• Your task:
Restate the data word for word and leave the images out.

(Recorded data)
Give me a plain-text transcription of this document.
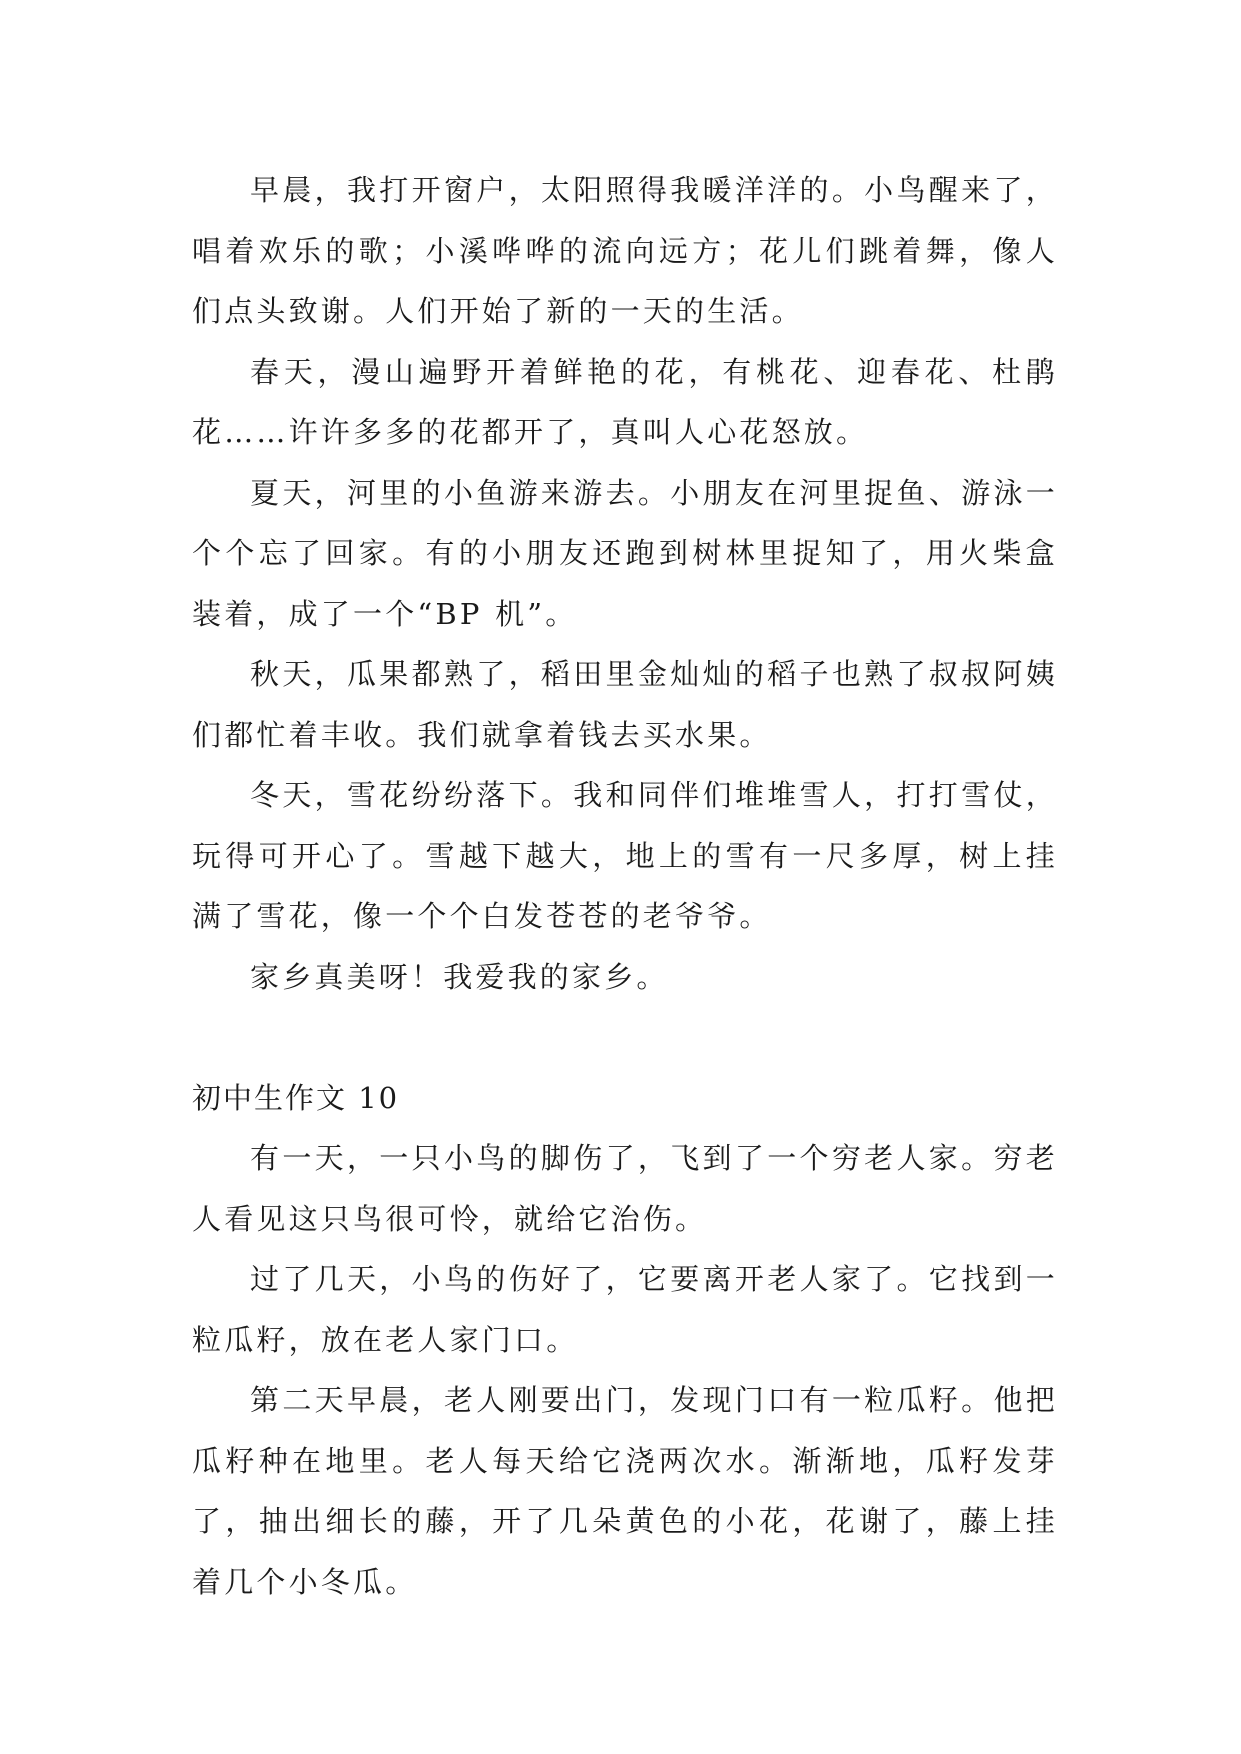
早晨，我打开窗户，太阳照得我暖洋洋的。小鸟醒来了，唱着欢乐的歌；小溪哗哗的流向远方；花儿们跳着舞，像人们点头致谢。人们开始了新的一天的生活。

春天，漫山遍野开着鲜艳的花，有桃花、迎春花、杜鹃花……许许多多的花都开了，真叫人心花怒放。

夏天，河里的小鱼游来游去。小朋友在河里捉鱼、游泳一个个忘了回家。有的小朋友还跑到树林里捉知了，用火柴盒装着，成了一个“BP 机”。

秋天，瓜果都熟了，稻田里金灿灿的稻子也熟了叔叔阿姨们都忙着丰收。我们就拿着钱去买水果。

冬天，雪花纷纷落下。我和同伴们堆堆雪人，打打雪仗，玩得可开心了。雪越下越大，地上的雪有一尺多厚，树上挂满了雪花，像一个个白发苍苍的老爷爷。

家乡真美呀！我爱我的家乡。

初中生作文 10

有一天，一只小鸟的脚伤了，飞到了一个穷老人家。穷老人看见这只鸟很可怜，就给它治伤。

过了几天，小鸟的伤好了，它要离开老人家了。它找到一粒瓜籽，放在老人家门口。

第二天早晨，老人刚要出门，发现门口有一粒瓜籽。他把瓜籽种在地里。老人每天给它浇两次水。渐渐地，瓜籽发芽了，抽出细长的藤，开了几朵黄色的小花，花谢了，藤上挂着几个小冬瓜。
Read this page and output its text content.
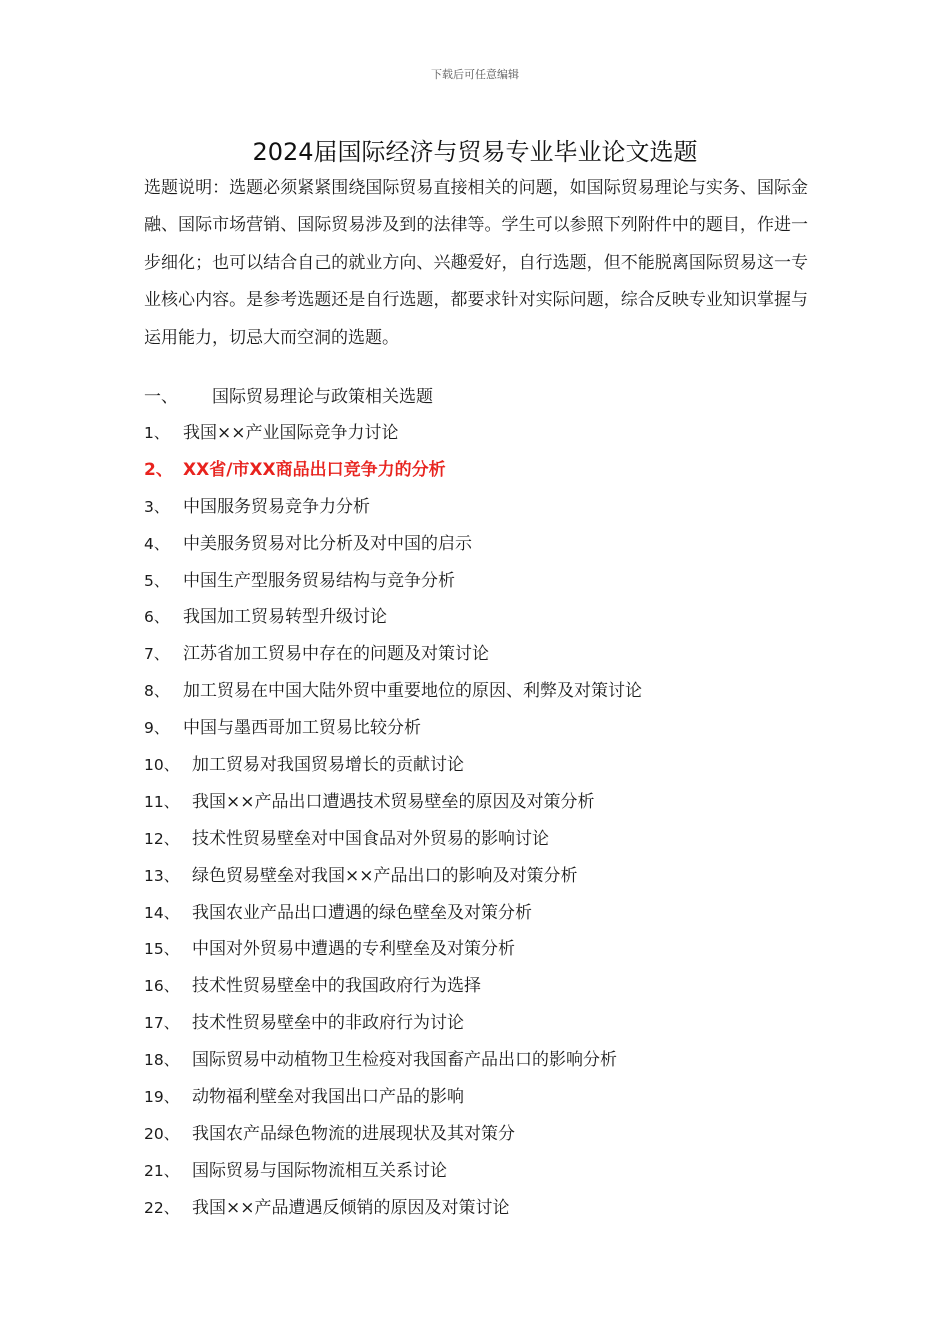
下载后可任意编辑
2024届国际经济与贸易专业毕业论文选题

选题说明：选题必须紧紧围绕国际贸易直接相关的问题，如国际贸易理论与实务、国际金融、国际市场营销、国际贸易涉及到的法律等。学生可以参照下列附件中的题目，作进一步细化；也可以结合自己的就业方向、兴趣爱好，自行选题，但不能脱离国际贸易这一专业核心内容。是参考选题还是自行选题，都要求针对实际问题，综合反映专业知识掌握与运用能力，切忌大而空洞的选题。

一、 国际贸易理论与政策相关选题
1、 我国××产业国际竞争力讨论
2、 XX省/市XX商品出口竞争力的分析
3、 中国服务贸易竞争力分析
4、 中美服务贸易对比分析及对中国的启示
5、 中国生产型服务贸易结构与竞争分析
6、 我国加工贸易转型升级讨论
7、 江苏省加工贸易中存在的问题及对策讨论
8、 加工贸易在中国大陆外贸中重要地位的原因、利弊及对策讨论
9、 中国与墨西哥加工贸易比较分析
10、 加工贸易对我国贸易增长的贡献讨论
11、 我国××产品出口遭遇技术贸易壁垒的原因及对策分析
12、 技术性贸易壁垒对中国食品对外贸易的影响讨论
13、 绿色贸易壁垒对我国××产品出口的影响及对策分析
14、 我国农业产品出口遭遇的绿色壁垒及对策分析
15、 中国对外贸易中遭遇的专利壁垒及对策分析
16、 技术性贸易壁垒中的我国政府行为选择
17、 技术性贸易壁垒中的非政府行为讨论
18、 国际贸易中动植物卫生检疫对我国畜产品出口的影响分析
19、 动物福利壁垒对我国出口产品的影响
20、 我国农产品绿色物流的进展现状及其对策分
21、 国际贸易与国际物流相互关系讨论
22、 我国××产品遭遇反倾销的原因及对策讨论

• Answer to the task:
Give me a plain-text transcription of this document.
早晨，我打开窗户，太阳照得我暖洋洋的。小鸟醒来了，唱着欢乐的歌；小溪哗哗的流向远方；花儿们跳着舞，像人们点头致谢。人们开始了新的一天的生活。

春天，漫山遍野开着鲜艳的花，有桃花、迎春花、杜鹃花……许许多多的花都开了，真叫人心花怒放。

夏天，河里的小鱼游来游去。小朋友在河里捉鱼、游泳一个个忘了回家。有的小朋友还跑到树林里捉知了，用火柴盒装着，成了一个“BP 机”。

秋天，瓜果都熟了，稻田里金灿灿的稻子也熟了叔叔阿姨们都忙着丰收。我们就拿着钱去买水果。

冬天，雪花纷纷落下。我和同伴们堆堆雪人，打打雪仗，玩得可开心了。雪越下越大，地上的雪有一尺多厚，树上挂满了雪花，像一个个白发苍苍的老爷爷。

家乡真美呀！我爱我的家乡。

初中生作文 10

有一天，一只小鸟的脚伤了，飞到了一个穷老人家。穷老人看见这只鸟很可怜，就给它治伤。

过了几天，小鸟的伤好了，它要离开老人家了。它找到一粒瓜籽，放在老人家门口。

第二天早晨，老人刚要出门，发现门口有一粒瓜籽。他把瓜籽种在地里。老人每天给它浇两次水。渐渐地，瓜籽发芽了，抽出细长的藤，开了几朵黄色的小花，花谢了，藤上挂着几个小冬瓜。
Read this page and output its text content.
下载后可任意编辑
2024届国际经济与贸易专业毕业论文选题

选题说明：选题必须紧紧围绕国际贸易直接相关的问题，如国际贸易理论与实务、国际金融、国际市场营销、国际贸易涉及到的法律等。学生可以参照下列附件中的题目，作进一步细化；也可以结合自己的就业方向、兴趣爱好，自行选题，但不能脱离国际贸易这一专业核心内容。是参考选题还是自行选题，都要求针对实际问题，综合反映专业知识掌握与运用能力，切忌大而空洞的选题。

一、 国际贸易理论与政策相关选题
1、 我国××产业国际竞争力讨论
2、 XX省/市XX商品出口竞争力的分析
3、 中国服务贸易竞争力分析
4、 中美服务贸易对比分析及对中国的启示
5、 中国生产型服务贸易结构与竞争分析
6、 我国加工贸易转型升级讨论
7、 江苏省加工贸易中存在的问题及对策讨论
8、 加工贸易在中国大陆外贸中重要地位的原因、利弊及对策讨论
9、 中国与墨西哥加工贸易比较分析
10、 加工贸易对我国贸易增长的贡献讨论
11、 我国××产品出口遭遇技术贸易壁垒的原因及对策分析
12、 技术性贸易壁垒对中国食品对外贸易的影响讨论
13、 绿色贸易壁垒对我国××产品出口的影响及对策分析
14、 我国农业产品出口遭遇的绿色壁垒及对策分析
15、 中国对外贸易中遭遇的专利壁垒及对策分析
16、 技术性贸易壁垒中的我国政府行为选择
17、 技术性贸易壁垒中的非政府行为讨论
18、 国际贸易中动植物卫生检疫对我国畜产品出口的影响分析
19、 动物福利壁垒对我国出口产品的影响
20、 我国农产品绿色物流的进展现状及其对策分
21、 国际贸易与国际物流相互关系讨论
22、 我国××产品遭遇反倾销的原因及对策讨论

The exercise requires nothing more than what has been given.